Set exercise - Make an exact copy of all the data.

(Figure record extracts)
+ + + + + + +

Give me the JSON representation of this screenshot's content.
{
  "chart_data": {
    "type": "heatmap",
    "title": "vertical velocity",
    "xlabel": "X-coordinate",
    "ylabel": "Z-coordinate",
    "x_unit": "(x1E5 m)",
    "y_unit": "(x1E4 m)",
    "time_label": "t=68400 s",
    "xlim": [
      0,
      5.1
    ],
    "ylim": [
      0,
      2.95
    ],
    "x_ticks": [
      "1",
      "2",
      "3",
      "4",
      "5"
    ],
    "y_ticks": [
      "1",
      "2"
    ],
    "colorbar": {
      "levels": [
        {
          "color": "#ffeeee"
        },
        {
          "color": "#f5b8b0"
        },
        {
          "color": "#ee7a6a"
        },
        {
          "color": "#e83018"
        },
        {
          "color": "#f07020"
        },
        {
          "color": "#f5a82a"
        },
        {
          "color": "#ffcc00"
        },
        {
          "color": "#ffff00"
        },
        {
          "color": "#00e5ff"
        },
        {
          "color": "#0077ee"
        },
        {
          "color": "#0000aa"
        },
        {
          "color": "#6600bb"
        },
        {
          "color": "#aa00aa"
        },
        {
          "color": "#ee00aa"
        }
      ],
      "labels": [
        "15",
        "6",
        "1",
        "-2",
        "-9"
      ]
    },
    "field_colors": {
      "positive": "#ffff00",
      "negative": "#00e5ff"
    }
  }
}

+ + + + + + +

The response -
Give me the JSON representation of this screenshot's content.
{
  "chart_data": {
    "type": "heatmap",
    "title": "vertical velocity",
    "xlabel": "X-coordinate",
    "ylabel": "Z-coordinate",
    "x_unit": "(x1E5 m)",
    "y_unit": "(x1E4 m)",
    "time_label": "t=68400 s",
    "xlim": [
      0,
      5.1
    ],
    "ylim": [
      0,
      2.95
    ],
    "x_ticks": [
      "1",
      "2",
      "3",
      "4",
      "5"
    ],
    "y_ticks": [
      "1",
      "2"
    ],
    "colorbar": {
      "levels": [
        {
          "color": "#ffeeee"
        },
        {
          "color": "#f5b8b0"
        },
        {
          "color": "#ee7a6a"
        },
        {
          "color": "#e83018"
        },
        {
          "color": "#f07020"
        },
        {
          "color": "#f5a82a"
        },
        {
          "color": "#ffcc00"
        },
        {
          "color": "#ffff00"
        },
        {
          "color": "#00e5ff"
        },
        {
          "color": "#0077ee"
        },
        {
          "color": "#0000aa"
        },
        {
          "color": "#6600bb"
        },
        {
          "color": "#aa00aa"
        },
        {
          "color": "#ee00aa"
        }
      ],
      "labels": [
        "15",
        "6",
        "1",
        "-2",
        "-9"
      ]
    },
    "field_colors": {
      "positive": "#ffff00",
      "negative": "#00e5ff"
    }
  }
}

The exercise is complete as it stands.